=== Data section ===

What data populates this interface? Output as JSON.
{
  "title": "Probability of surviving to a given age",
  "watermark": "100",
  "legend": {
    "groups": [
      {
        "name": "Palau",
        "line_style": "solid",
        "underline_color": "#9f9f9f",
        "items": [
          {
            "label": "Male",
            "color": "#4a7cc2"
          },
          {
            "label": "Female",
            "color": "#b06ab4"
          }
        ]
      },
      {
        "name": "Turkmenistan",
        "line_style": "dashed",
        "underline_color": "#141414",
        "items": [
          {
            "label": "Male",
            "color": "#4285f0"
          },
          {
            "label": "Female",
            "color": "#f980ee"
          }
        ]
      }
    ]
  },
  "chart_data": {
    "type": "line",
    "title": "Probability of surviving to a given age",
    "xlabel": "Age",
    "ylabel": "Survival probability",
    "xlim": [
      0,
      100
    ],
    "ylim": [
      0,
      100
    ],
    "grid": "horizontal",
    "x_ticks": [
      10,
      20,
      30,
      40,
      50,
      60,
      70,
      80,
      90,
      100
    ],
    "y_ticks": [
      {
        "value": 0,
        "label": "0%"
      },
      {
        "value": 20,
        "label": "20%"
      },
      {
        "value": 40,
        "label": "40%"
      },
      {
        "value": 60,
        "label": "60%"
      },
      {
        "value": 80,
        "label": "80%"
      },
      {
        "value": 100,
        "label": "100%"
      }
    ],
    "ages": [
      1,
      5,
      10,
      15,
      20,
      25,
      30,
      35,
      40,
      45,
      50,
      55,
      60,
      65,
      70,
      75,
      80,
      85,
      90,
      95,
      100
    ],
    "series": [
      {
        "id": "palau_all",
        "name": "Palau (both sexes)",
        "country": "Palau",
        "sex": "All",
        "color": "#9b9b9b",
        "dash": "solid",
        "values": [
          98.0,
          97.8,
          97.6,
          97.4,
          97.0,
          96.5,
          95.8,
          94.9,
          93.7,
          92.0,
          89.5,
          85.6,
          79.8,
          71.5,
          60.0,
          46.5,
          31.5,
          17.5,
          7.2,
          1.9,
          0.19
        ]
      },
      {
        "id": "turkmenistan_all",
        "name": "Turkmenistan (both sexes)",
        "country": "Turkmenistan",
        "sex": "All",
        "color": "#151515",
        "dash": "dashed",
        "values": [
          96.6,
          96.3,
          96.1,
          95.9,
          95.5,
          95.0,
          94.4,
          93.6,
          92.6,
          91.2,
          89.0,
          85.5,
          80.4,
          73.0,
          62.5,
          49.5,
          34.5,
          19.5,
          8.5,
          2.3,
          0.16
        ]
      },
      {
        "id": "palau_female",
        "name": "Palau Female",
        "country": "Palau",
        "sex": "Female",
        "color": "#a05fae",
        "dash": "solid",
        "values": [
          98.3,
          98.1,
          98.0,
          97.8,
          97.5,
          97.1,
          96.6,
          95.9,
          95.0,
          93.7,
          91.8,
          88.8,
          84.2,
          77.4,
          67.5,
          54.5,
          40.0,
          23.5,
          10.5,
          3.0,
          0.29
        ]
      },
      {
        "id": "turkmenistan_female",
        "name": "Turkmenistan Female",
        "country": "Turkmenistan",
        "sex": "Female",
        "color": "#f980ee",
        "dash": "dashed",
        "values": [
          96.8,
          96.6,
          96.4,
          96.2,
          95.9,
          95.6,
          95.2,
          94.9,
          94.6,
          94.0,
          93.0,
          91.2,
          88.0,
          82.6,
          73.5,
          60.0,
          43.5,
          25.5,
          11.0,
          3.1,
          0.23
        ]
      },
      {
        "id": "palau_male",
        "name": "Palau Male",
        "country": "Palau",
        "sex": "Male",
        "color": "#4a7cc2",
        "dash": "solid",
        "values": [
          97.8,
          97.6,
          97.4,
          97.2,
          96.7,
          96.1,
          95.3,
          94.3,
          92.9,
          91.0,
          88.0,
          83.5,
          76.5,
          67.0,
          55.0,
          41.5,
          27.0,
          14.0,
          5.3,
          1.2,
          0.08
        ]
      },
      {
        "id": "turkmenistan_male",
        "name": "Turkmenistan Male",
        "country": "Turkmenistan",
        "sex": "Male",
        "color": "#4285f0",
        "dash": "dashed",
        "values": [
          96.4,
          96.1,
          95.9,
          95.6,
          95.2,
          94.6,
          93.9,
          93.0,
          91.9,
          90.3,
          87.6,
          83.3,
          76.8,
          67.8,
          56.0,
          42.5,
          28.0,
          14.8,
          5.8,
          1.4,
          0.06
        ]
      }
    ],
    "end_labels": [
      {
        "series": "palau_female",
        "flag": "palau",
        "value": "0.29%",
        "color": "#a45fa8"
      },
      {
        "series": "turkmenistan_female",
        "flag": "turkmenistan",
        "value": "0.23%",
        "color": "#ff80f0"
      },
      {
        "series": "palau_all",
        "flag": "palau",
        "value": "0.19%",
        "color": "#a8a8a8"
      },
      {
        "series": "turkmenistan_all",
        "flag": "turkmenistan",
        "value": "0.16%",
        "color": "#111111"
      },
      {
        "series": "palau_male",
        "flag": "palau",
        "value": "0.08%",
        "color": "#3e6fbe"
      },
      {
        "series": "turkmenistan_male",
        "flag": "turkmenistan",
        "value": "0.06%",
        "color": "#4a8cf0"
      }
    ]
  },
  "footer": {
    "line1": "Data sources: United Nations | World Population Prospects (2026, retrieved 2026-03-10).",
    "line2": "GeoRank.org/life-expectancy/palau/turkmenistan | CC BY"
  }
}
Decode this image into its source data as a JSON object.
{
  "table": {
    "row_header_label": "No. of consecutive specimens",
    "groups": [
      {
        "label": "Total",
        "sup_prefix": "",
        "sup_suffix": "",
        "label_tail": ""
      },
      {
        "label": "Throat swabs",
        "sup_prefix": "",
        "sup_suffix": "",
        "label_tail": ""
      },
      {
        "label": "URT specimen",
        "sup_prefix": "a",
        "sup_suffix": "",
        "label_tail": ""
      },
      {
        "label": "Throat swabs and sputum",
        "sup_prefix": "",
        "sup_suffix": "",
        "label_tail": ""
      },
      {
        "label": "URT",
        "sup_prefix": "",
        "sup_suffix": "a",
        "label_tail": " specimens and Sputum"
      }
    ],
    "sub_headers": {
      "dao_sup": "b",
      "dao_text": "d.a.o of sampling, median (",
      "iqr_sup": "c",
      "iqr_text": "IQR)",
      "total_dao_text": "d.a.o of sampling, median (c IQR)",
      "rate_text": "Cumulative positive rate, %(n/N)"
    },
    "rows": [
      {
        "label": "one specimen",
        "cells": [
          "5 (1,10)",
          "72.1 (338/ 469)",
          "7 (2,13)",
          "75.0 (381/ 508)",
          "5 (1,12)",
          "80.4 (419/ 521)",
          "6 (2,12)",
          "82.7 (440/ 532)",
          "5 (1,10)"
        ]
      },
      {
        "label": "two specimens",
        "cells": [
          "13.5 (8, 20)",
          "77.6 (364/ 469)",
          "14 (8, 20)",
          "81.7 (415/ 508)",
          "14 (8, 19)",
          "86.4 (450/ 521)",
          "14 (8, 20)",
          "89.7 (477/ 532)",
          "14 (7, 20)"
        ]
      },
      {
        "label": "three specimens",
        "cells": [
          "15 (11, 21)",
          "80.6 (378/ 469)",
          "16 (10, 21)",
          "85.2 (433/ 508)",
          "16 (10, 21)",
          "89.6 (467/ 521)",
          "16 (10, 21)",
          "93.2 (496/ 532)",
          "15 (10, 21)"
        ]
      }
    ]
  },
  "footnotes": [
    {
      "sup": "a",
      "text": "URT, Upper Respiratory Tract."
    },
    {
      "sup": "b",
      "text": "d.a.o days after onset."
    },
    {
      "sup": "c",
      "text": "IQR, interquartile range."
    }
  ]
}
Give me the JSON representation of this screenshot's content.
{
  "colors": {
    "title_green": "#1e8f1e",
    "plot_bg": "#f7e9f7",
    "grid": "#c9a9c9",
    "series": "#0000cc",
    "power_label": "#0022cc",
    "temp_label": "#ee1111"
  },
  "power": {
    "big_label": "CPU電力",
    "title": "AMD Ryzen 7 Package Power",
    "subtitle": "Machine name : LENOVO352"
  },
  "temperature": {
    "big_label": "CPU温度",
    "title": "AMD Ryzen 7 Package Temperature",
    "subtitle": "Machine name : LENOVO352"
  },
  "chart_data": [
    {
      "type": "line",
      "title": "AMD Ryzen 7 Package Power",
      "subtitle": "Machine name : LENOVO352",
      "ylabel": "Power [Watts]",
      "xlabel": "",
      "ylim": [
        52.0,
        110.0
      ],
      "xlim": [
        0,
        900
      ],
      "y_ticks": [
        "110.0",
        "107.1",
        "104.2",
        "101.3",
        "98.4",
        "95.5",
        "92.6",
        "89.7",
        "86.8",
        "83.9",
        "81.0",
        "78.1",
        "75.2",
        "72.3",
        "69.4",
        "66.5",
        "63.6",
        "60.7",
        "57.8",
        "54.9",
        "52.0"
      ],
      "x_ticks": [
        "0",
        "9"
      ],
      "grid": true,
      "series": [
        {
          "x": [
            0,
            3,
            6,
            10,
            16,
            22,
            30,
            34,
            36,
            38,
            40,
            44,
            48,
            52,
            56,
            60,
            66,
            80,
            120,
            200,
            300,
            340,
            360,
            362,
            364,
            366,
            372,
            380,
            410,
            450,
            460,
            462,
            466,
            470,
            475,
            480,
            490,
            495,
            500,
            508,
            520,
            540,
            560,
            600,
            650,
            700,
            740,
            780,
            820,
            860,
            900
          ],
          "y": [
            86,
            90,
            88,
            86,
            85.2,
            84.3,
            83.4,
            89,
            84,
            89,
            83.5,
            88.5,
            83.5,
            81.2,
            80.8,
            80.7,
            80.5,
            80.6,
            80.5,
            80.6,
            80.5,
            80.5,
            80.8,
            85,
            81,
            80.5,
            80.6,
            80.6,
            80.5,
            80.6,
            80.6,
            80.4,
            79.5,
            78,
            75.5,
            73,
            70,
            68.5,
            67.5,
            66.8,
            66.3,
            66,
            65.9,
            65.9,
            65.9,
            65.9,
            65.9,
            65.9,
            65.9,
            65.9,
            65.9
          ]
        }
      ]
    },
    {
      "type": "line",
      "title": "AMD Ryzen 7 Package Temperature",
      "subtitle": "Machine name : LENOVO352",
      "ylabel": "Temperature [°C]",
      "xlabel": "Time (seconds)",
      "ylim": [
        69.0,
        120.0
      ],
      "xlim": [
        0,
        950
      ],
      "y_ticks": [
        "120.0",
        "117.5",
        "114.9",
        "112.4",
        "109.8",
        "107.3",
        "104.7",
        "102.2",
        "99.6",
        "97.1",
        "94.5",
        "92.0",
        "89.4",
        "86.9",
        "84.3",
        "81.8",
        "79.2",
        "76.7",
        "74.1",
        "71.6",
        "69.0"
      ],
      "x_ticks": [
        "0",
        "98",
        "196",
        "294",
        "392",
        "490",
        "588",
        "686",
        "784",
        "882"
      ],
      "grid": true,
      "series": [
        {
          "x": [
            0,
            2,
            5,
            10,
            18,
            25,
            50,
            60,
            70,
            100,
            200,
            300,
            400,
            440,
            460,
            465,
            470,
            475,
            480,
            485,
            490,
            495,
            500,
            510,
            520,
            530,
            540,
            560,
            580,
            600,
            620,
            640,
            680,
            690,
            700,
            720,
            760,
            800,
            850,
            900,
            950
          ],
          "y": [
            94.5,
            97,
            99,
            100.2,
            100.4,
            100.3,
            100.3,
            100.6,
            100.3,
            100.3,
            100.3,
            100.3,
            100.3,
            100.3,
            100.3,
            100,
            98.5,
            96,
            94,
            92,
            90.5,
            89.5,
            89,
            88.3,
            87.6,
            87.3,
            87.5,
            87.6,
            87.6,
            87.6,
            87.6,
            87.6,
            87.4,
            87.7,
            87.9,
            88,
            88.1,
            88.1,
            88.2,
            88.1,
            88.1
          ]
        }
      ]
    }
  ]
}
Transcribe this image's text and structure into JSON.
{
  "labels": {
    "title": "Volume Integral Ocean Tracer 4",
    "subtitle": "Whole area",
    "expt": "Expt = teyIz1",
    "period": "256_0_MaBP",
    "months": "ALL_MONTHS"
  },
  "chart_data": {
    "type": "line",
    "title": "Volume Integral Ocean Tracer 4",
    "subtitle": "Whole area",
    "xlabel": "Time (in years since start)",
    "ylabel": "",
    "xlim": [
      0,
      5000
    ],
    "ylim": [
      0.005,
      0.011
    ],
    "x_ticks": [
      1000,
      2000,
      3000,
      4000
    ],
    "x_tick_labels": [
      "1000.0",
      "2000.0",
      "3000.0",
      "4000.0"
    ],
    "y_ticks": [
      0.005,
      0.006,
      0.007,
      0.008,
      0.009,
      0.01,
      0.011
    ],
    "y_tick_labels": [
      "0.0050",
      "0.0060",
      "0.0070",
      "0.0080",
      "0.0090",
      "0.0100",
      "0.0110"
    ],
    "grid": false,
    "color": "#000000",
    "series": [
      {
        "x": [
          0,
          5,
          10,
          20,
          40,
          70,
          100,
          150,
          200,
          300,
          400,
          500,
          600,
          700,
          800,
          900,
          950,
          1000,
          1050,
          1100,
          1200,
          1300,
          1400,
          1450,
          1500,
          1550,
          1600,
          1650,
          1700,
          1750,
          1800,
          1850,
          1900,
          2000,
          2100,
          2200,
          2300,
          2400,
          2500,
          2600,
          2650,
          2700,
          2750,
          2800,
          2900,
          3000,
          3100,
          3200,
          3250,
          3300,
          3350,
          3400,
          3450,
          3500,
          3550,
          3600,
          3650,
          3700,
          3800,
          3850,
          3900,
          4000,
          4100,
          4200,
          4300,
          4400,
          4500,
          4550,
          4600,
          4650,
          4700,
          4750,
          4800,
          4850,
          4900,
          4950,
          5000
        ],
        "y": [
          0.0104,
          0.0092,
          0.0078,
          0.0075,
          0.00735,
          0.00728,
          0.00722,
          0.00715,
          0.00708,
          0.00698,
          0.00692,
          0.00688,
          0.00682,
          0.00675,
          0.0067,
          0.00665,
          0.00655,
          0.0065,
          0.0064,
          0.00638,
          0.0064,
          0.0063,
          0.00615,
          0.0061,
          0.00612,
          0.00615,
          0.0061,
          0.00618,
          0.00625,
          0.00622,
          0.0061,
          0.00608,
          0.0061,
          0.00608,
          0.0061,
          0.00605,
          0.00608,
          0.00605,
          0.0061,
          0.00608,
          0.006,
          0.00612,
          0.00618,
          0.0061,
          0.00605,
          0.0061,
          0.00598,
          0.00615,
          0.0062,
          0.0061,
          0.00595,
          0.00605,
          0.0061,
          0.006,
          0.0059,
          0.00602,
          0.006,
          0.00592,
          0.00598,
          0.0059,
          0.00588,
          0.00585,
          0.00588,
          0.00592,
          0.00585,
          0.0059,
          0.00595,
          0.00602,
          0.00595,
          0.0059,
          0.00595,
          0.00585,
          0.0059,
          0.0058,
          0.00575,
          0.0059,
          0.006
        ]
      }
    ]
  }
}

===

Copy all lines from the data that hold the word "Package".

Reply ->
    "title": "AMD Ryzen 7 Package Power",
    "title": "AMD Ryzen 7 Package Temperature",
      "title": "AMD Ryzen 7 Package Power",
      "title": "AMD Ryzen 7 Package Temperature",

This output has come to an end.